--- Start Dataset rows ---

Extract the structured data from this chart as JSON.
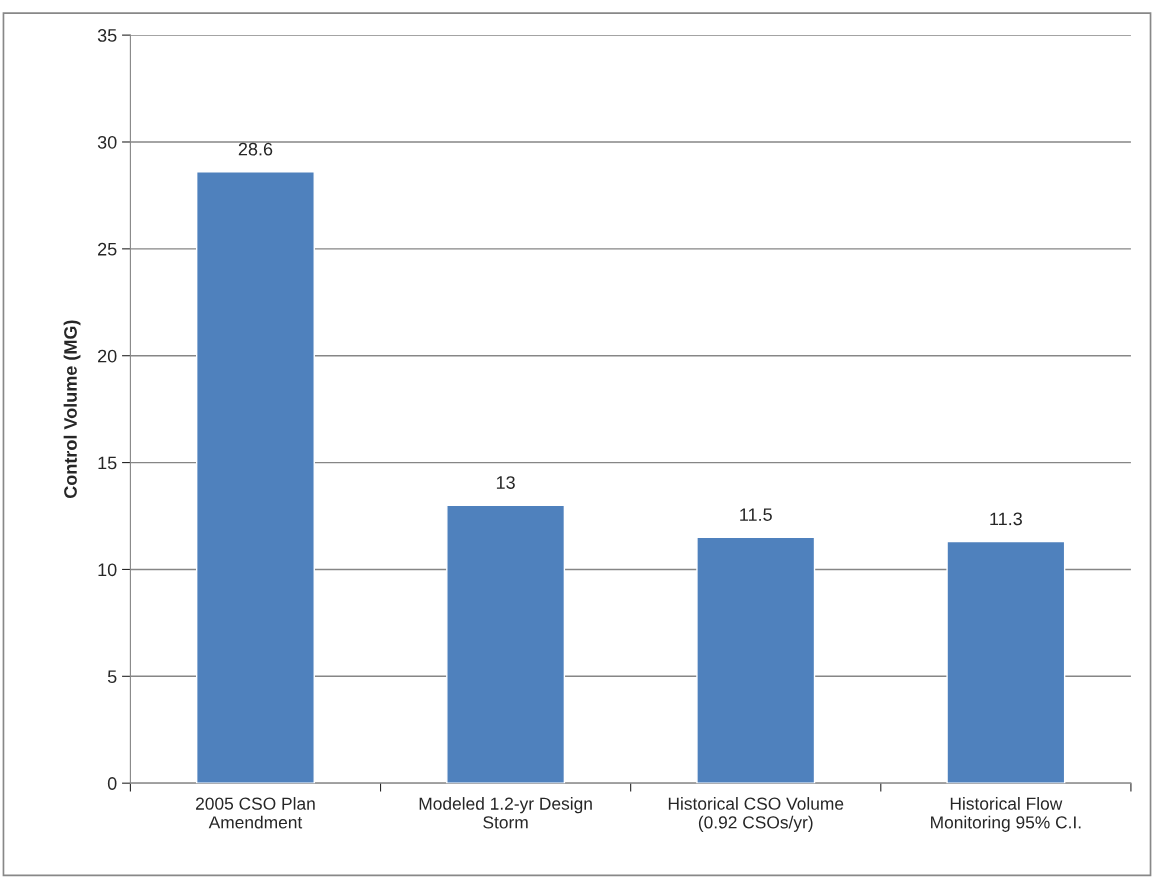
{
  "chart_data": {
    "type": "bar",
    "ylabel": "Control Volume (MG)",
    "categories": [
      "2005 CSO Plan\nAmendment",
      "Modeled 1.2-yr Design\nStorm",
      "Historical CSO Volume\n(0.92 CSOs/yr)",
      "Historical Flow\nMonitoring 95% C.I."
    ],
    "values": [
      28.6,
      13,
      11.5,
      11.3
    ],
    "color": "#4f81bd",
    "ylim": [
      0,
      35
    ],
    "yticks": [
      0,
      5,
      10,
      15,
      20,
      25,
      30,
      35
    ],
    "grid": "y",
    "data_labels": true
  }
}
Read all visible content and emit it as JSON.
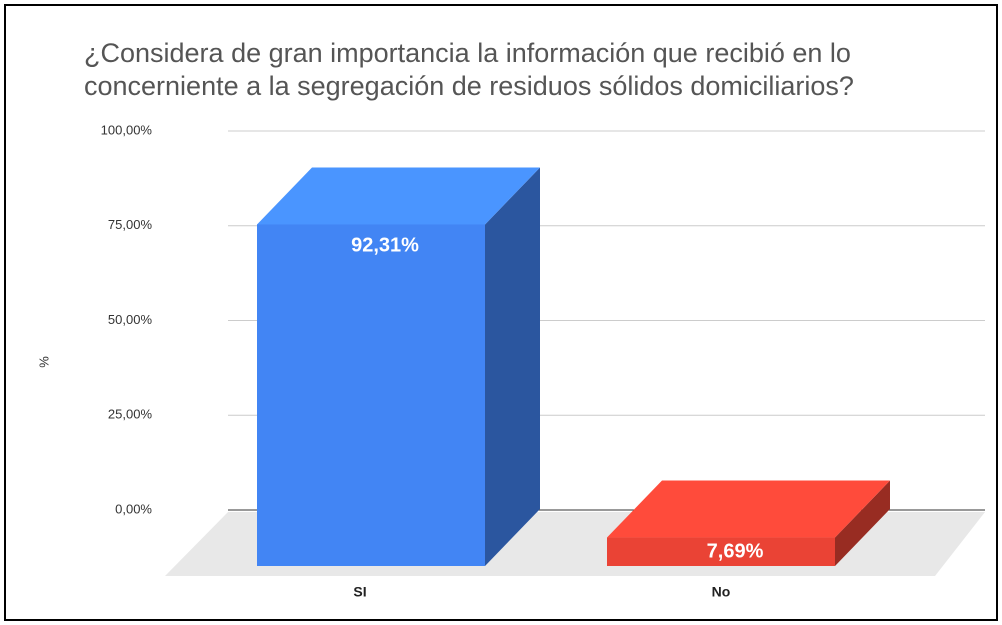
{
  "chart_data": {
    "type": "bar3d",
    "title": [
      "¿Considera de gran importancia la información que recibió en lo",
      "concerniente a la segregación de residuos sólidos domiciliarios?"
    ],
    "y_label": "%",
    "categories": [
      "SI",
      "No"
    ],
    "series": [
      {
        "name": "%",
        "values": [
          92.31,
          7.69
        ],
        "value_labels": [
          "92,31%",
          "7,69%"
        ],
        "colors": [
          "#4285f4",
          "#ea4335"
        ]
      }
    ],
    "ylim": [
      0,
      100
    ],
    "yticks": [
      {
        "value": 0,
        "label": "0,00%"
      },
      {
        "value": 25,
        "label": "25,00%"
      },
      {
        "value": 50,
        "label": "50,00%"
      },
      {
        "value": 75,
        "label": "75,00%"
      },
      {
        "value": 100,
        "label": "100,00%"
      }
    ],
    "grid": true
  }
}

--- End Dataset rows ---

Problem to solve:
Identify each line in the records above containing the word "Volume"; copy those lines.

Response to this task:
    "ylabel": "Control Volume (MG)",
      "Historical CSO Volume\n(0.92 CSOs/yr)",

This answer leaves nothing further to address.